**Text**
--
Celebrity photographer, TY Bello was in Borno State recently to photograph and document the story of internally displaced persons (IDPs).
She
also shared a photo of an xray showing an anti aircraft bullet lodged in a soldier’s
throat as she wrote the heart wrenching piece below…
‘SOLDIER
X: While I made portraits of our wounded soldiers at the military hospital in
Maiduguri, one of the soldiers made a statement that I haven’t been able to
shake off, ‘one way you know a soldier has been hit is that they suddenly start
shouting out names of family members’.
This
statement kept playing over and again in my mind, especially when I got the
most colorful welcome from my family, barely a week away on this journey. Many soldiers
play this long overdue welcome party in their heads daily, and the sad thing is
that for some, it may never happen.
I
had long conversations with soldiers about how they got wounded in battle. They
told me how grateful they were to be alive, some of their colleagues weren’t as
lucky.
I
also got to speak with medical personnel, on the uniqueness of their work in a
war against terror.
I’ll
share all their stories here and start by introducing Soldier X, who I never
met, but made a photograph of his Xray .An anti aircraft bullet, big and strong
enough to tear through the titanium body of an airplane, was lodged in his
throat, and for some reason, it didn’t blow his head off, this soldier lived
through his surgery and got to take the removed bullet home as a reminder. This
is a wicked wicked war! Why anyone would chose weapons made to attack war
planes and use it on a fellow human at close range, even in war there should be
rules.
Lieutenant
Ologodo told me something really important, that if you don’t believe in God,
working here will make a convert out of you, the frequency of witnessing the
darkest of evil deeds, alongside what can only be miraculous, will open your
heart somehow. This is such a brutally wicked war’.
--
**Data listing**
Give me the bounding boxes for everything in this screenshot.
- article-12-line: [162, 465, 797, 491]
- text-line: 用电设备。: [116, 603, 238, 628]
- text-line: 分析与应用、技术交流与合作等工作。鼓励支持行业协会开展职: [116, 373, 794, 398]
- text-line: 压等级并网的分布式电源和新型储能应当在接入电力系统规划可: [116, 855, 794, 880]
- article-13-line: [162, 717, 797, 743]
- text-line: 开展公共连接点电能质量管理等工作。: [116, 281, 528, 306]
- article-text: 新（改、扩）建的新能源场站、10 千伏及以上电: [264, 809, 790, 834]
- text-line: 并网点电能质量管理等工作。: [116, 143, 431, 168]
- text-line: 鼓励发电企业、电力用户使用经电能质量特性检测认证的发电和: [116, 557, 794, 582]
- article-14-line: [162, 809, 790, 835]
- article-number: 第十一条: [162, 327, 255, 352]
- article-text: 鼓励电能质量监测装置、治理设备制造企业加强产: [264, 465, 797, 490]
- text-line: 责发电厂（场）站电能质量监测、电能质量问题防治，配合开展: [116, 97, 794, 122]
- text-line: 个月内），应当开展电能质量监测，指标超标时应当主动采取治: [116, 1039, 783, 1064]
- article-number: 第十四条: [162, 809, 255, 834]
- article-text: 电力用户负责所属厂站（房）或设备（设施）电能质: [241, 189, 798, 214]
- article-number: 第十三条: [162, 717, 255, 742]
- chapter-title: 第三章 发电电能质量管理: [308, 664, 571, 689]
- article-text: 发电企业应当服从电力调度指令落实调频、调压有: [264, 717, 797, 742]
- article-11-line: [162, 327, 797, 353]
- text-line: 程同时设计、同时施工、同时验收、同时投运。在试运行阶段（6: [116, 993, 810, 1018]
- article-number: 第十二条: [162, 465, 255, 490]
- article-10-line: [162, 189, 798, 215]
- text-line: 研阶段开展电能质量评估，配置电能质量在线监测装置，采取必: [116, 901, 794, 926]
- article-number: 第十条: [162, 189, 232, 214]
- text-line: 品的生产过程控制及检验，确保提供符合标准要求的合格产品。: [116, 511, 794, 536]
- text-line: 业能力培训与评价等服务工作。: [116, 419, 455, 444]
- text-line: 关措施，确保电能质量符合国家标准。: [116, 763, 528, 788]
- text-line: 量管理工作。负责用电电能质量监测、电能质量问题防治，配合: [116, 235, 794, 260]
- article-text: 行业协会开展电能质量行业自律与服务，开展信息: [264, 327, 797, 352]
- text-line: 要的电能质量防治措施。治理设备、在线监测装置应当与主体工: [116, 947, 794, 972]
--
**Actions to take**
a. Print the passage from the Borno State text that begins at the words "Celebrity photographer, TY" and ends after the words "may never happen.".
b. In the Borno State text, what did Soldier X take home after his surgery?

**Solutions to each task**
a.
Celebrity photographer, TY Bello was in Borno State recently to photograph and document the story of internally displaced persons (IDPs).
She
also shared a photo of an xray showing an anti aircraft bullet lodged in a soldier’s
throat as she wrote the heart wrenching piece below…
‘SOLDIER
X: While I made portraits of our wounded soldiers at the military hospital in
Maiduguri, one of the soldiers made a statement that I haven’t been able to
shake off, ‘one way you know a soldier has been hit is that they suddenly start
shouting out names of family members’.
This
statement kept playing over and again in my mind, especially when I got the
most colorful welcome from my family, barely a week away on this journey. Many soldiers
play this long overdue welcome party in their heads daily, and the sad thing is
that for some, it may never happen.

b. He took home the removed bullet as a reminder.